Stated exercise:
Among the lines below, count those with "liée". Give only the number.

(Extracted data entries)
___
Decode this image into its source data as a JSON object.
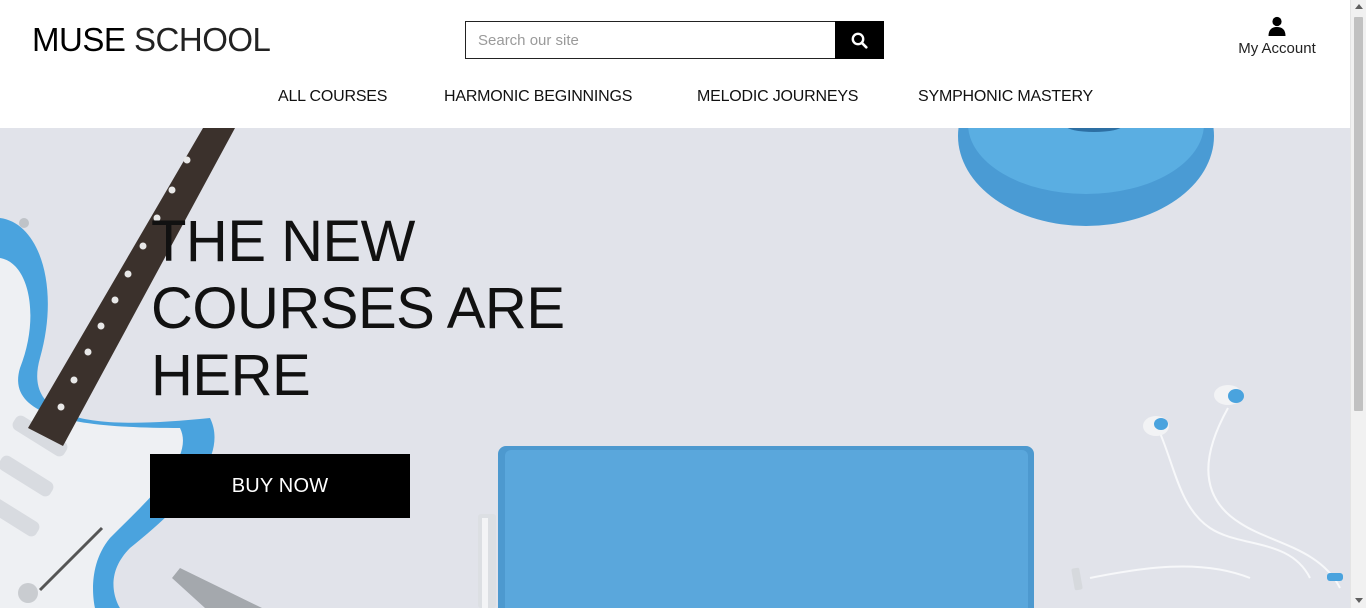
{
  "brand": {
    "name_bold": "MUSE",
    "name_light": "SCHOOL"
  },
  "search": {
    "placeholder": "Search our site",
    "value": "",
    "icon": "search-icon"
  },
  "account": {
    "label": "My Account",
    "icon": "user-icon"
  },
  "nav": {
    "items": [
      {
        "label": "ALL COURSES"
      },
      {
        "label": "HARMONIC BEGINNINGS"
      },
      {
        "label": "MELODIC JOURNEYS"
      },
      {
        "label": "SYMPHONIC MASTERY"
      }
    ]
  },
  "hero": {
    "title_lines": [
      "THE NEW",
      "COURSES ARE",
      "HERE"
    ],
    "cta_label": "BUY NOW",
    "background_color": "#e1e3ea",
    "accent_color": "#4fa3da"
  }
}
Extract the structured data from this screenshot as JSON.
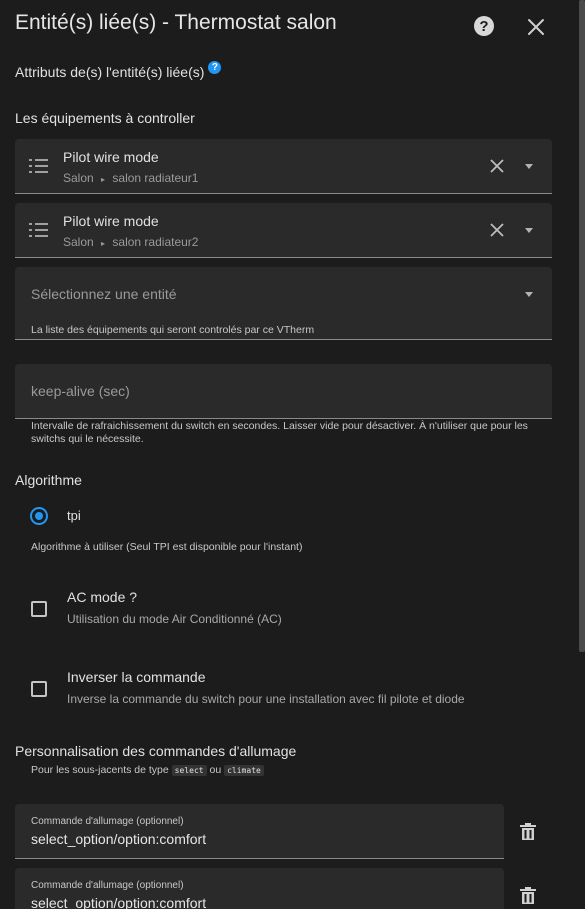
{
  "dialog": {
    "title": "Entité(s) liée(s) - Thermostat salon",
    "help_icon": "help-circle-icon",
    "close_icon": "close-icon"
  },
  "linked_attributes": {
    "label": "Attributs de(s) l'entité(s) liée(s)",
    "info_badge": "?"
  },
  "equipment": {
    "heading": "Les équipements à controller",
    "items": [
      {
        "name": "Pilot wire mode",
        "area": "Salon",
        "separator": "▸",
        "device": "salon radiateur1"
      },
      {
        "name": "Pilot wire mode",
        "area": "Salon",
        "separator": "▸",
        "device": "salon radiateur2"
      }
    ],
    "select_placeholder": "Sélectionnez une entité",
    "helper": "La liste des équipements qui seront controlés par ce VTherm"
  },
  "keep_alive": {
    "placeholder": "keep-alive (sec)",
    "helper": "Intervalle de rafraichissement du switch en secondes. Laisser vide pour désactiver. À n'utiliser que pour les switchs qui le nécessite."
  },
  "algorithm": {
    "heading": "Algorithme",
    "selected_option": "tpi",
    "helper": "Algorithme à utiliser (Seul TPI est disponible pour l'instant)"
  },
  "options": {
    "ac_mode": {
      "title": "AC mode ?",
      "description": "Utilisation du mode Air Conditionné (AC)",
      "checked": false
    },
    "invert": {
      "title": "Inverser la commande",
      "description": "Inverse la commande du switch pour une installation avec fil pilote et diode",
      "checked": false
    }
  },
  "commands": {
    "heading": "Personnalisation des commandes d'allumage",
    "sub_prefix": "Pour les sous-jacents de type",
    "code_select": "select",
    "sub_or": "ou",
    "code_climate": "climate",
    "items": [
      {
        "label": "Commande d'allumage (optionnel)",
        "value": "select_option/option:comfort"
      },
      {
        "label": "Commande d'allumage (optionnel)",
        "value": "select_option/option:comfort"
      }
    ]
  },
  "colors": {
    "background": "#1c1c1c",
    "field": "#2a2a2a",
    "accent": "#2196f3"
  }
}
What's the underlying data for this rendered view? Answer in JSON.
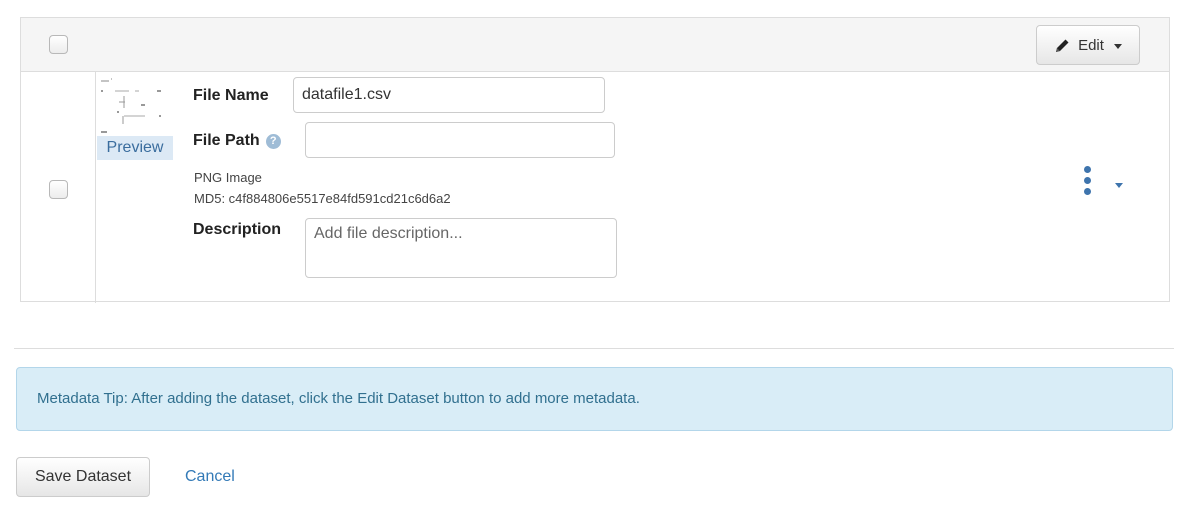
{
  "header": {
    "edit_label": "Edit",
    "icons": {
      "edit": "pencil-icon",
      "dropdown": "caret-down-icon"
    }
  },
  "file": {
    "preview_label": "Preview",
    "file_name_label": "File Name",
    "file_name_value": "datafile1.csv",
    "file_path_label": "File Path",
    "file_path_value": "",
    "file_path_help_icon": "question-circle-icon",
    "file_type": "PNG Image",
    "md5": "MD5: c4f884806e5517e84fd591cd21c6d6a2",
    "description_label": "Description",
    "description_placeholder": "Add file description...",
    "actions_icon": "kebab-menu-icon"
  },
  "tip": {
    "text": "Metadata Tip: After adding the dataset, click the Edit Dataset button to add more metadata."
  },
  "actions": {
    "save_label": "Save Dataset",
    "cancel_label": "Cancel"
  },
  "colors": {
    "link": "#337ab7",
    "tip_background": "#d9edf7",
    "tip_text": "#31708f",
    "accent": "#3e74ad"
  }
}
___
The reply:
2